» **PROBLEM TO SOLVE**: Retype every line of the records below, changing nothing.

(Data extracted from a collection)
○ ○ ○ ○

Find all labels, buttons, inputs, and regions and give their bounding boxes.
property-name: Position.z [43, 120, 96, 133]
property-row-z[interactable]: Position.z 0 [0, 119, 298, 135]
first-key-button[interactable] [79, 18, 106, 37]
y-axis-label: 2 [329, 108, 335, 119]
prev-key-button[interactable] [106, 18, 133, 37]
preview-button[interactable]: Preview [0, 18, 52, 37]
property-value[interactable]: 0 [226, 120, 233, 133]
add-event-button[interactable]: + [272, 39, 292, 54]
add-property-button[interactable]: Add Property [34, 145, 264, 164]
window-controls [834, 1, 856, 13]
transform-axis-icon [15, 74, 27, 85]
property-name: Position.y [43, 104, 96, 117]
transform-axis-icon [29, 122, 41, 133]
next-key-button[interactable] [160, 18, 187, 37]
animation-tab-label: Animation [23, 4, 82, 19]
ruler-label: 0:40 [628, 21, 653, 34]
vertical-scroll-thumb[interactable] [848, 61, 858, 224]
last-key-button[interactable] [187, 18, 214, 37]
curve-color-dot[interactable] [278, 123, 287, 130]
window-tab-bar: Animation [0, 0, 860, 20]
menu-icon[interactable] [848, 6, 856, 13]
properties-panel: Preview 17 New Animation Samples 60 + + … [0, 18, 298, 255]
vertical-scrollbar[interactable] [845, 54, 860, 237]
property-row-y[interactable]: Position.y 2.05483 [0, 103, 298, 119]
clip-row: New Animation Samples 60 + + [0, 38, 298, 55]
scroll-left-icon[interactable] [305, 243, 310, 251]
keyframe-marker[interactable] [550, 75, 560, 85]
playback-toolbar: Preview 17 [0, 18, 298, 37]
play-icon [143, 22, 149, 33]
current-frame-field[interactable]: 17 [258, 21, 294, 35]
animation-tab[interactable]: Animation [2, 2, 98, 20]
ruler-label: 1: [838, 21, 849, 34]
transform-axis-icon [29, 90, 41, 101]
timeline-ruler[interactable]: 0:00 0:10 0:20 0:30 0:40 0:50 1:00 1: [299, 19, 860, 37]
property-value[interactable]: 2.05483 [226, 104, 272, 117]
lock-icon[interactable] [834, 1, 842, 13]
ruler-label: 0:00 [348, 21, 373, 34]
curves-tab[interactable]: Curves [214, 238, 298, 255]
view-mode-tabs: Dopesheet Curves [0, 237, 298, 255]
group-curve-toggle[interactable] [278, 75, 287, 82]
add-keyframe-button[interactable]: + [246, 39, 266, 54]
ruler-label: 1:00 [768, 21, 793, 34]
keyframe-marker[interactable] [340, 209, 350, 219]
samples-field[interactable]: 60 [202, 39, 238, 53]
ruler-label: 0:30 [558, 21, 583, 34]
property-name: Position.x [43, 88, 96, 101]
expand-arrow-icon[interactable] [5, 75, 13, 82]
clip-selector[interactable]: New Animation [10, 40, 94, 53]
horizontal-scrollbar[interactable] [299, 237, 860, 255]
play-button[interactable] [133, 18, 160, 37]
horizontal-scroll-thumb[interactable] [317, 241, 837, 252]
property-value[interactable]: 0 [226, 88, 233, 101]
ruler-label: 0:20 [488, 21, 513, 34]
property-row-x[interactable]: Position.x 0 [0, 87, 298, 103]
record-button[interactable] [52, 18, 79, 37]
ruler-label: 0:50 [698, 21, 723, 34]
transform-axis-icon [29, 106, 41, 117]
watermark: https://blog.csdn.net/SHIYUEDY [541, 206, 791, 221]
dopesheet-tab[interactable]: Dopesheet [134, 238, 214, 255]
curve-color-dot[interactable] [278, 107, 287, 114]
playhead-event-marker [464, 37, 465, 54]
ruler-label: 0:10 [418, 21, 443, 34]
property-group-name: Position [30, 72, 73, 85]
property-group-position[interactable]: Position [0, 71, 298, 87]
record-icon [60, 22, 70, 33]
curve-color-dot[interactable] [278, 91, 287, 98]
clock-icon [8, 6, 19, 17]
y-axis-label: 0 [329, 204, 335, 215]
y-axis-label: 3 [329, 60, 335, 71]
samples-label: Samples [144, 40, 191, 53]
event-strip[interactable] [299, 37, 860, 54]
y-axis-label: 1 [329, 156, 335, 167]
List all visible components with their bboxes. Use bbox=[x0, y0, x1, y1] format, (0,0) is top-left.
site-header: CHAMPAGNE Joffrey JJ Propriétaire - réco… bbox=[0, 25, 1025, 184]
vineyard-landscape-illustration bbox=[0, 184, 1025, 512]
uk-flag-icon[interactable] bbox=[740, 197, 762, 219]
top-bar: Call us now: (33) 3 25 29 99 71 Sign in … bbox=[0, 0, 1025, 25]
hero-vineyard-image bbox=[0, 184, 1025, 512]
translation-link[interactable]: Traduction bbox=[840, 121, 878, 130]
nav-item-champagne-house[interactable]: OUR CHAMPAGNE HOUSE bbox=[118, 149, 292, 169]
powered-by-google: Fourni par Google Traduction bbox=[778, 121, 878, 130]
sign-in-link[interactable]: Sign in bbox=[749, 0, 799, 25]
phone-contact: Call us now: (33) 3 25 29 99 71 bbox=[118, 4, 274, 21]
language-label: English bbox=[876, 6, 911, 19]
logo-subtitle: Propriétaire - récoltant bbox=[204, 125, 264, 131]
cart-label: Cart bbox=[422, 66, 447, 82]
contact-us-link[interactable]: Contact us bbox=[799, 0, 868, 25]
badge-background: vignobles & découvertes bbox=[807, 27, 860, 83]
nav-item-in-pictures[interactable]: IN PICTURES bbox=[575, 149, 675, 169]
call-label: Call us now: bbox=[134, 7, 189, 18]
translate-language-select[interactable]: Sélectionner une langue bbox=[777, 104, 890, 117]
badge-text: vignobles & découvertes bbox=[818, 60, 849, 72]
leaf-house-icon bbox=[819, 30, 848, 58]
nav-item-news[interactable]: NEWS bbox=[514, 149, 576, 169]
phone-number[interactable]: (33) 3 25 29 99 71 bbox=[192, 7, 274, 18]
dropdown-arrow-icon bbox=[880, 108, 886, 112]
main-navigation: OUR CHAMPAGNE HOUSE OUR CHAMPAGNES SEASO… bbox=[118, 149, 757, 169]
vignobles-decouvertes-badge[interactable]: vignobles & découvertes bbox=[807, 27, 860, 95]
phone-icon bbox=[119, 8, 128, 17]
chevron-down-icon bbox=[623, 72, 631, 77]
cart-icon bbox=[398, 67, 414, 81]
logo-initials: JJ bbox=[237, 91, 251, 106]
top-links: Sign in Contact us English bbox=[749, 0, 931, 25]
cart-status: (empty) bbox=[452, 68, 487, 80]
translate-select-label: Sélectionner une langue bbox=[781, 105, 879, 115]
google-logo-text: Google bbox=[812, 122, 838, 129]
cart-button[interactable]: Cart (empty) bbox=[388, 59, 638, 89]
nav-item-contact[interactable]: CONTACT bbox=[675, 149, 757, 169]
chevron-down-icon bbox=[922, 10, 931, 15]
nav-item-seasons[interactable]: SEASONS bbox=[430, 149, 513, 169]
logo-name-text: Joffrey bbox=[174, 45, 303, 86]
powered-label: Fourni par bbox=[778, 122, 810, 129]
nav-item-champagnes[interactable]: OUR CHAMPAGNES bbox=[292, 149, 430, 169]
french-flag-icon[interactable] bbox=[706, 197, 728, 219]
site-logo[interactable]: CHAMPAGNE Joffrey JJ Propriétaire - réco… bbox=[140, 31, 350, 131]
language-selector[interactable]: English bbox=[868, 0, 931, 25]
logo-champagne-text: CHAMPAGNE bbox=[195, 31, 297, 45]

○ ○ ○ ○

» **RESULT FOR THIS TASK**:
Find all labels, buttons, inputs, and regions and give their bounding boxes.
property-name: Position.z [43, 120, 96, 133]
property-row-z[interactable]: Position.z 0 [0, 119, 298, 135]
first-key-button[interactable] [79, 18, 106, 37]
y-axis-label: 2 [329, 108, 335, 119]
prev-key-button[interactable] [106, 18, 133, 37]
preview-button[interactable]: Preview [0, 18, 52, 37]
property-value[interactable]: 0 [226, 120, 233, 133]
add-event-button[interactable]: + [272, 39, 292, 54]
add-property-button[interactable]: Add Property [34, 145, 264, 164]
window-controls [834, 1, 856, 13]
transform-axis-icon [15, 74, 27, 85]
property-name: Position.y [43, 104, 96, 117]
transform-axis-icon [29, 122, 41, 133]
next-key-button[interactable] [160, 18, 187, 37]
animation-tab-label: Animation [23, 4, 82, 19]
ruler-label: 0:40 [628, 21, 653, 34]
vertical-scroll-thumb[interactable] [848, 61, 858, 224]
last-key-button[interactable] [187, 18, 214, 37]
curve-color-dot[interactable] [278, 123, 287, 130]
window-tab-bar: Animation [0, 0, 860, 20]
menu-icon[interactable] [848, 6, 856, 13]
properties-panel: Preview 17 New Animation Samples 60 + + … [0, 18, 298, 255]
vertical-scrollbar[interactable] [845, 54, 860, 237]
property-row-y[interactable]: Position.y 2.05483 [0, 103, 298, 119]
clip-row: New Animation Samples 60 + + [0, 38, 298, 55]
scroll-left-icon[interactable] [305, 243, 310, 251]
keyframe-marker[interactable] [550, 75, 560, 85]
playback-toolbar: Preview 17 [0, 18, 298, 37]
play-icon [143, 22, 149, 33]
current-frame-field[interactable]: 17 [258, 21, 294, 35]
animation-tab[interactable]: Animation [2, 2, 98, 20]
ruler-label: 1: [838, 21, 849, 34]
transform-axis-icon [29, 90, 41, 101]
timeline-ruler[interactable]: 0:00 0:10 0:20 0:30 0:40 0:50 1:00 1: [299, 19, 860, 37]
property-value[interactable]: 2.05483 [226, 104, 272, 117]
lock-icon[interactable] [834, 1, 842, 13]
ruler-label: 0:00 [348, 21, 373, 34]
curves-tab[interactable]: Curves [214, 238, 298, 255]
view-mode-tabs: Dopesheet Curves [0, 237, 298, 255]
group-curve-toggle[interactable] [278, 75, 287, 82]
add-keyframe-button[interactable]: + [246, 39, 266, 54]
ruler-label: 1:00 [768, 21, 793, 34]
keyframe-marker[interactable] [340, 209, 350, 219]
samples-field[interactable]: 60 [202, 39, 238, 53]
ruler-label: 0:30 [558, 21, 583, 34]
property-name: Position.x [43, 88, 96, 101]
expand-arrow-icon[interactable] [5, 75, 13, 82]
clip-selector[interactable]: New Animation [10, 40, 94, 53]
horizontal-scrollbar[interactable] [299, 237, 860, 255]
play-button[interactable] [133, 18, 160, 37]
horizontal-scroll-thumb[interactable] [317, 241, 837, 252]
property-value[interactable]: 0 [226, 88, 233, 101]
ruler-label: 0:20 [488, 21, 513, 34]
property-row-x[interactable]: Position.x 0 [0, 87, 298, 103]
record-button[interactable] [52, 18, 79, 37]
ruler-label: 0:50 [698, 21, 723, 34]
transform-axis-icon [29, 106, 41, 117]
watermark: https://blog.csdn.net/SHIYUEDY [541, 206, 791, 221]
dopesheet-tab[interactable]: Dopesheet [134, 238, 214, 255]
curve-color-dot[interactable] [278, 107, 287, 114]
playhead-event-marker [464, 37, 465, 54]
ruler-label: 0:10 [418, 21, 443, 34]
property-group-name: Position [30, 72, 73, 85]
property-group-position[interactable]: Position [0, 71, 298, 87]
record-icon [60, 22, 70, 33]
curve-color-dot[interactable] [278, 91, 287, 98]
clock-icon [8, 6, 19, 17]
y-axis-label: 0 [329, 204, 335, 215]
y-axis-label: 3 [329, 60, 335, 71]
samples-label: Samples [144, 40, 191, 53]
event-strip[interactable] [299, 37, 860, 54]
y-axis-label: 1 [329, 156, 335, 167]
List all visible components with their bboxes. Use bbox=[x0, y0, x1, y1] format, (0,0) is top-left.
site-header: CHAMPAGNE Joffrey JJ Propriétaire - réco… bbox=[0, 25, 1025, 184]
vineyard-landscape-illustration bbox=[0, 184, 1025, 512]
uk-flag-icon[interactable] bbox=[740, 197, 762, 219]
top-bar: Call us now: (33) 3 25 29 99 71 Sign in … bbox=[0, 0, 1025, 25]
hero-vineyard-image bbox=[0, 184, 1025, 512]
translation-link[interactable]: Traduction bbox=[840, 121, 878, 130]
nav-item-champagne-house[interactable]: OUR CHAMPAGNE HOUSE bbox=[118, 149, 292, 169]
powered-by-google: Fourni par Google Traduction bbox=[778, 121, 878, 130]
sign-in-link[interactable]: Sign in bbox=[749, 0, 799, 25]
phone-contact: Call us now: (33) 3 25 29 99 71 bbox=[118, 4, 274, 21]
language-label: English bbox=[876, 6, 911, 19]
logo-subtitle: Propriétaire - récoltant bbox=[204, 125, 264, 131]
cart-label: Cart bbox=[422, 66, 447, 82]
contact-us-link[interactable]: Contact us bbox=[799, 0, 868, 25]
badge-background: vignobles & découvertes bbox=[807, 27, 860, 83]
nav-item-in-pictures[interactable]: IN PICTURES bbox=[575, 149, 675, 169]
call-label: Call us now: bbox=[134, 7, 189, 18]
translate-language-select[interactable]: Sélectionner une langue bbox=[777, 104, 890, 117]
badge-text: vignobles & découvertes bbox=[818, 60, 849, 72]
leaf-house-icon bbox=[819, 30, 848, 58]
nav-item-news[interactable]: NEWS bbox=[514, 149, 576, 169]
phone-number[interactable]: (33) 3 25 29 99 71 bbox=[192, 7, 274, 18]
dropdown-arrow-icon bbox=[880, 108, 886, 112]
main-navigation: OUR CHAMPAGNE HOUSE OUR CHAMPAGNES SEASO… bbox=[118, 149, 757, 169]
vignobles-decouvertes-badge[interactable]: vignobles & découvertes bbox=[807, 27, 860, 95]
phone-icon bbox=[119, 8, 128, 17]
chevron-down-icon bbox=[623, 72, 631, 77]
cart-icon bbox=[398, 67, 414, 81]
logo-initials: JJ bbox=[237, 91, 251, 106]
top-links: Sign in Contact us English bbox=[749, 0, 931, 25]
cart-status: (empty) bbox=[452, 68, 487, 80]
translate-select-label: Sélectionner une langue bbox=[781, 105, 879, 115]
google-logo-text: Google bbox=[812, 122, 838, 129]
cart-button[interactable]: Cart (empty) bbox=[388, 59, 638, 89]
nav-item-contact[interactable]: CONTACT bbox=[675, 149, 757, 169]
chevron-down-icon bbox=[922, 10, 931, 15]
nav-item-seasons[interactable]: SEASONS bbox=[430, 149, 513, 169]
logo-name-text: Joffrey bbox=[174, 45, 303, 86]
powered-label: Fourni par bbox=[778, 122, 810, 129]
nav-item-champagnes[interactable]: OUR CHAMPAGNES bbox=[292, 149, 430, 169]
french-flag-icon[interactable] bbox=[706, 197, 728, 219]
site-logo[interactable]: CHAMPAGNE Joffrey JJ Propriétaire - réco… bbox=[140, 31, 350, 131]
language-selector[interactable]: English bbox=[868, 0, 931, 25]
logo-champagne-text: CHAMPAGNE bbox=[195, 31, 297, 45]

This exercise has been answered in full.